Write out every entry precisely as given, leaving the pictures out.

━━━━━━━━━━━━━━━━━━━━━━━━━━━━━━

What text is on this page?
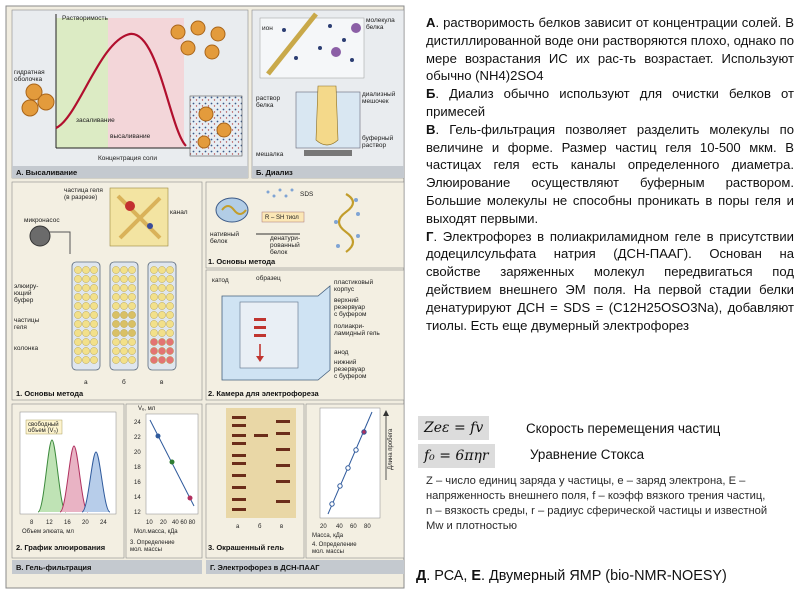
Растворимость
гидратная
оболочка
засаливание
высаливание
Концентрация соли
А. Высаливание
ион
молекула
белка
раствор
белка
диализный
мешочек
мешалка
буферный
раствор
Б. Диализ
частица геля
(в разрезе)
канал
микронасос
элюиру-
ющий
буфер
частицы
геля
колонка
а	б	в
1. Основы метода
SDS
R – SH тиол
нативный
белок	денатури-
рованный
белок
1. Основы метода
катод	образец
пластиковый
корпус
верхний
резервуар
с буфером
полиакри-
ламидный гель
анод
нижний
резервуар
с буфером
2. Камера для электрофореза
свободный
объем (V₀)
8 12 16 20 24
Объем элюата, мл
2. График элюирования
Vₑ, мл
24
22
20
18
16
14
12
10 20 40 60 80
Мол.масса, кДа
3. Определение
мол. массы
а	б	в
3. Окрашенный гель
Длина пробега
20 40 60 80
Масса, кДа
4. Определение
мол. массы
В. Гель-фильтрация	Г. Электрофорез в ДСН-ПААГ

А. растворимость белков зависит от концентрации солей. В дистиллированной воде они растворяются плохо, однако по мере возрастания ИС их рас-ть возрастает. Используют обычно (NH4)2SO4

Б. Диализ обычно используют для очистки белков от примесей

В. Гель-фильтрация позволяет разделить молекулы по величине и форме. Размер частиц геля 10-500 мкм. В частицах геля есть каналы определенного диаметра. Элюирование осуществляют буферным раствором. Большие молекулы не способны проникать в поры геля и выходят первыми.

Г. Электрофорез в полиакриламидном геле в присутствии додецилсульфата натрия (ДСН-ПААГ). Основан на свойстве заряженных молекул передвигаться под действием внешнего ЭМ поля. На первой стадии белки денатурируют ДСН = SDS = (C12H25OSO3Na), добавляют тиолы. Есть еще двумерный электрофорез

Zeε = fv	Скорость перемещения частиц
f₀ = 6πηr	Уравнение Стокса
Z – число единиц заряда у частицы, e – заряд электрона, E – напряженность внешнего поля, f – коэфф вязкого трения частиц, n – вязкость среды, r – радиус сферической частицы и известной Mw и плотностью
Д. РСА, Е. Двумерный ЯМР (bio-NMR-NOESY)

━━━━━━━━━━━━━━━━━━━━━━━━━━━━━━

*Solved problem*.
What text is on this page?
Растворимость
гидратная
оболочка
засаливание
высаливание
Концентрация соли
А. Высаливание
ион
молекула
белка
раствор
белка
диализный
мешочек
мешалка
буферный
раствор
Б. Диализ
частица геля
(в разрезе)
канал
микронасос
элюиру-
ющий
буфер
частицы
геля
колонка
а	б	в
1. Основы метода
SDS
R – SH тиол
нативный
белок	денатури-
рованный
белок
1. Основы метода
катод	образец
пластиковый
корпус
верхний
резервуар
с буфером
полиакри-
ламидный гель
анод
нижний
резервуар
с буфером
2. Камера для электрофореза
свободный
объем (V₀)
8 12 16 20 24
Объем элюата, мл
2. График элюирования
Vₑ, мл
24
22
20
18
16
14
12
10 20 40 60 80
Мол.масса, кДа
3. Определение
мол. массы
а	б	в
3. Окрашенный гель
Длина пробега
20 40 60 80
Масса, кДа
4. Определение
мол. массы
В. Гель-фильтрация	Г. Электрофорез в ДСН-ПААГ

А. растворимость белков зависит от концентрации солей. В дистиллированной воде они растворяются плохо, однако по мере возрастания ИС их рас-ть возрастает. Используют обычно (NH4)2SO4

Б. Диализ обычно используют для очистки белков от примесей

В. Гель-фильтрация позволяет разделить молекулы по величине и форме. Размер частиц геля 10-500 мкм. В частицах геля есть каналы определенного диаметра. Элюирование осуществляют буферным раствором. Большие молекулы не способны проникать в поры геля и выходят первыми.

Г. Электрофорез в полиакриламидном геле в присутствии додецилсульфата натрия (ДСН-ПААГ). Основан на свойстве заряженных молекул передвигаться под действием внешнего ЭМ поля. На первой стадии белки денатурируют ДСН = SDS = (C12H25OSO3Na), добавляют тиолы. Есть еще двумерный электрофорез

Zeε = fv	Скорость перемещения частиц
f₀ = 6πηr	Уравнение Стокса
Z – число единиц заряда у частицы, e – заряд электрона, E – напряженность внешнего поля, f – коэфф вязкого трения частиц, n – вязкость среды, r – радиус сферической частицы и известной Mw и плотностью
Д. РСА, Е. Двумерный ЯМР (bio-NMR-NOESY)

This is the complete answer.